## THE REQUEST:
Lay out as a Markdown table with the columns "Row" and "Line" the lines from the one containing "Patent image size: (831, 1046)." through the one containing "The platform 6 is at (296, 894).", both included. Number each row and omit any blank lines.

## SOURCE DATA:
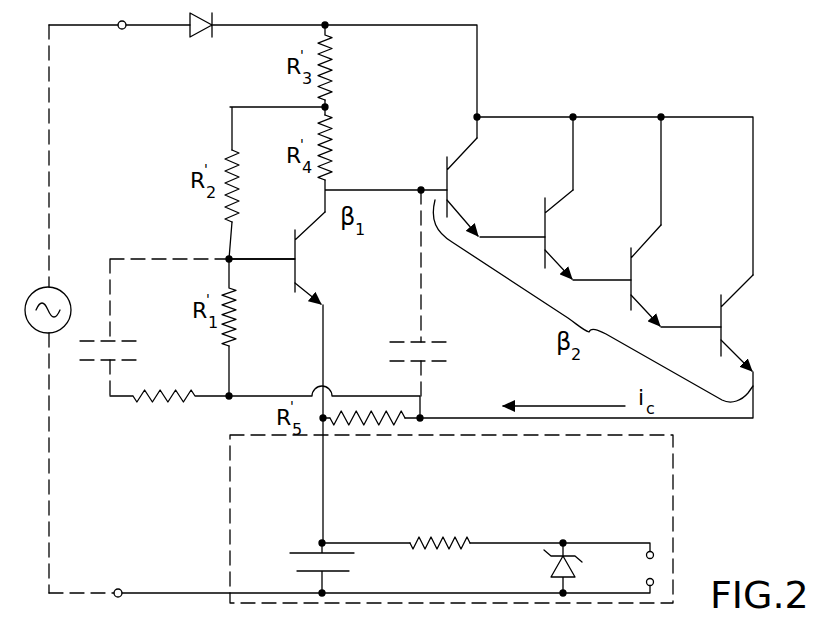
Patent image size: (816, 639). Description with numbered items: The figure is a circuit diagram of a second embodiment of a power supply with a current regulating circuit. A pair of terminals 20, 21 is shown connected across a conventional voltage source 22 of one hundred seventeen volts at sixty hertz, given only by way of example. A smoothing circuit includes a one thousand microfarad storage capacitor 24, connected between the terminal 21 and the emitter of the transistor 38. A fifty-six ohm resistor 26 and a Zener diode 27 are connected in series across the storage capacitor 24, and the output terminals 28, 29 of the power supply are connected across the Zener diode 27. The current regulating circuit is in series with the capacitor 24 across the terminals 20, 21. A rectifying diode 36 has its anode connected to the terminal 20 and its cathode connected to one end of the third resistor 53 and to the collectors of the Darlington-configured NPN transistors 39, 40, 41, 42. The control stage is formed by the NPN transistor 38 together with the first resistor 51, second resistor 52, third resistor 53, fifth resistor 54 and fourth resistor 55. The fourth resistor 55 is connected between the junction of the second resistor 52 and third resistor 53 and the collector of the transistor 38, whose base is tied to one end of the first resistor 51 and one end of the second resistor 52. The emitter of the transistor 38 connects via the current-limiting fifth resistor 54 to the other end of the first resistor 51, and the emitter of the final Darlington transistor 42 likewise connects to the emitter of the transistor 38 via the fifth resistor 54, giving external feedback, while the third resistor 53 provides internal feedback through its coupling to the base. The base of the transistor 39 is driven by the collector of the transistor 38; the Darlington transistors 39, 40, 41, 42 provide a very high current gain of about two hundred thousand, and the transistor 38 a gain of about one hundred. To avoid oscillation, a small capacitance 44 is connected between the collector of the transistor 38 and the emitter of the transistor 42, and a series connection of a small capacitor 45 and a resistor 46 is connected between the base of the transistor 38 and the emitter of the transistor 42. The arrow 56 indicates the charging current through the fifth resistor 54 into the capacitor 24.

The terminal 20 is at (122, 29).
The terminal 21 is at (119, 589).
The voltage source 22 is at (66, 290).
The storage capacitor 24 is at (345, 563).
The resistor 26 is at (466, 543).
The Zener diode 27 is at (552, 572).
The output terminal 28 is at (654, 554).
The output terminal 29 is at (646, 581).
The rectifying diode 36 is at (201, 38).
The NPN transistor 38 is at (307, 247).
The NPN junction transistor 39 is at (458, 188).
The NPN junction transistor 40 is at (556, 238).
The NPN junction transistor 41 is at (640, 277).
The NPN junction transistor 42 is at (730, 327).
The capacitance 44 is at (432, 343).
The capacitor 45 is at (134, 340).
The resistor 46 is at (172, 402).
The first resistor 51 is at (236, 321).
The second resistor 52 is at (238, 205).
The third resistor 53 is at (331, 73).
The fifth resistor 54 is at (372, 416).
The fourth resistor 55 is at (331, 150).
The arrow 56 is at (598, 405).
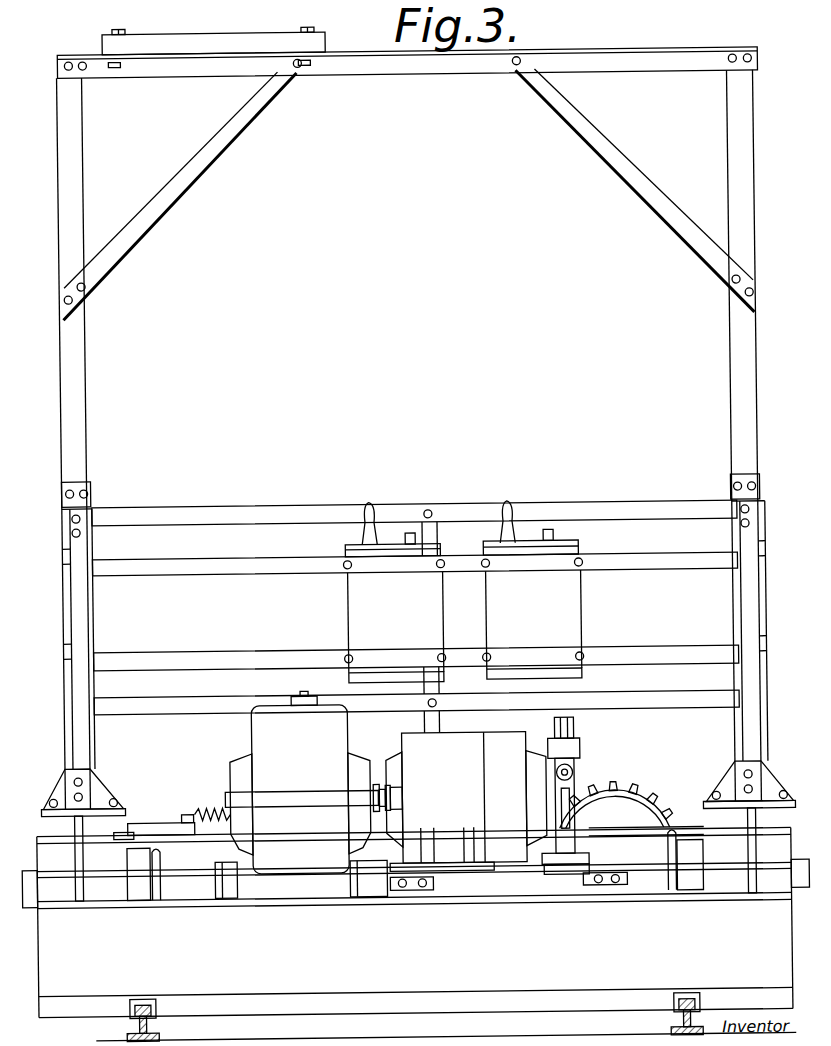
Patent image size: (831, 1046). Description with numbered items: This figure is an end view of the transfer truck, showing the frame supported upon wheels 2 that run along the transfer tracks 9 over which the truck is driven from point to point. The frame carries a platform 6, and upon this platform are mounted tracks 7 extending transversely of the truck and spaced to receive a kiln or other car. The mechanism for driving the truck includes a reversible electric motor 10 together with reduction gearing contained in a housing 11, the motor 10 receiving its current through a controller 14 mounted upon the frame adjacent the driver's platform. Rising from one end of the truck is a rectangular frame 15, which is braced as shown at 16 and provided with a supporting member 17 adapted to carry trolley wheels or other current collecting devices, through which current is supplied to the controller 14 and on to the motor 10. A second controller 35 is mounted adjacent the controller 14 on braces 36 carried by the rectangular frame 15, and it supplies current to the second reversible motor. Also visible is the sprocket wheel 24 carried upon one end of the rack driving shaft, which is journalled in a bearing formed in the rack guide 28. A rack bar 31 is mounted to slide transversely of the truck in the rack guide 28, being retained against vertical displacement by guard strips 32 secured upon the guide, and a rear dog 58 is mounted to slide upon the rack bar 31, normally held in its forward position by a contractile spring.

The wheels 2 is at (141, 886).
The platform 6 is at (296, 894).
The tracks 7 is at (193, 870).
The transfer tracks 9 is at (137, 1010).
The electric motor 10 is at (467, 801).
The housing 11 is at (300, 794).
The controller 14 is at (532, 589).
The rectangular frame 15 is at (83, 449).
The braces 16 is at (175, 194).
The supporting member 17 is at (192, 45).
The sprocket wheel 24 is at (629, 791).
The rack guide 28 is at (108, 851).
The rack bar 31 is at (114, 828).
The guard strips 32 is at (224, 835).
The controller 35 is at (394, 592).
The braces 36 is at (251, 563).
The rear dog 58 is at (162, 820).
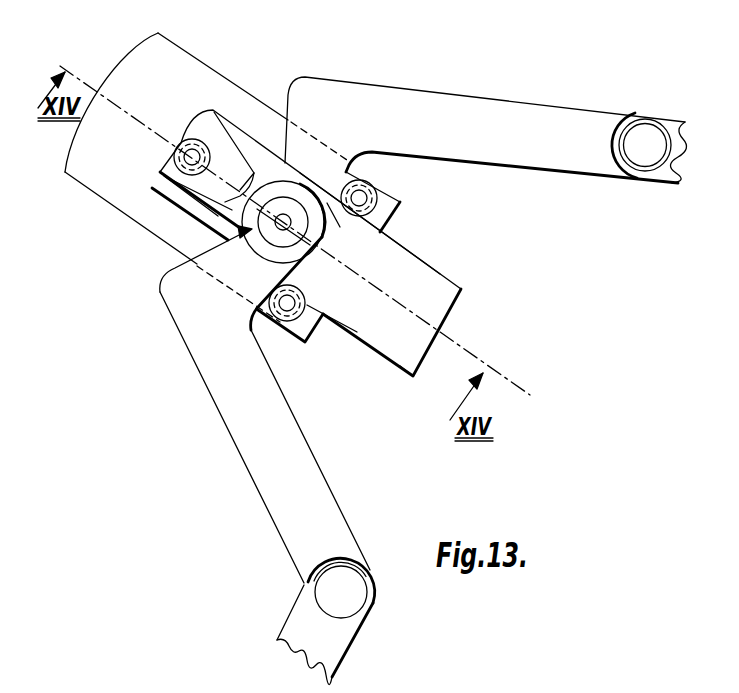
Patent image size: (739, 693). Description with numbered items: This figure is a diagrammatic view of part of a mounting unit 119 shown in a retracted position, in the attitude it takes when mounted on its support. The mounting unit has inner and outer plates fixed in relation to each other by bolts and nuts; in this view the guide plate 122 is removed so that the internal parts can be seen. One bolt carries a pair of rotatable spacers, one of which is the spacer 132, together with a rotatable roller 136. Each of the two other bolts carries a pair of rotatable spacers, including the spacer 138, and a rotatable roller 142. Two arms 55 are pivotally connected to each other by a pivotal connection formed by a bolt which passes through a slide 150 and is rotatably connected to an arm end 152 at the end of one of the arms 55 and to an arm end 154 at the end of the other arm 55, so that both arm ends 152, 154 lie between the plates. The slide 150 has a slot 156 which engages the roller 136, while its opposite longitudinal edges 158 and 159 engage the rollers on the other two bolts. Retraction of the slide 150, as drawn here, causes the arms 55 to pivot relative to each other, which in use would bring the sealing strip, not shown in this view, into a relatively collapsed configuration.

## CORRECT ANSWER:
| Row | Line |
|---|---|
| 1 | Patent image size: (831, 1046). Description with numbered items: This figure is an end view of the transfer truck, showing the frame supported upon wheels 2 that run along the transfer tracks 9 over which the truck is driven from point to point. The frame carries a platform 6, and upon this platform are mounted tracks 7 extending transversely of the truck and spaced to receive a kiln or other car. The mechanism for driving the truck includes a reversible electric motor 10 together with reduction gearing contained in a housing 11, the motor 10 receiving its current through a controller 14 mounted upon the frame adjacent the driver's platform. Rising from one end of the truck is a rectangular frame 15, which is braced as shown at 16 and provided with a supporting member 17 adapted to carry trolley wheels or other current collecting devices, through which current is supplied to the controller 14 and on to the motor 10. A second controller 35 is mounted adjacent the controller 14 on braces 36 carried by the rectangular frame 15, and it supplies current to the second reversible motor. Also visible is the sprocket wheel 24 carried upon one end of the rack driving shaft, which is journalled in a bearing formed in the rack guide 28. A rack bar 31 is mounted to slide transversely of the truck in the rack guide 28, being retained against vertical displacement by guard strips 32 secured upon the guide, and a rear dog 58 is mounted to slide upon the rack bar 31, normally held in its forward position by a contractile spring. |
| 2 | The wheels 2 is at (141, 886). |
| 3 | The platform 6 is at (296, 894). |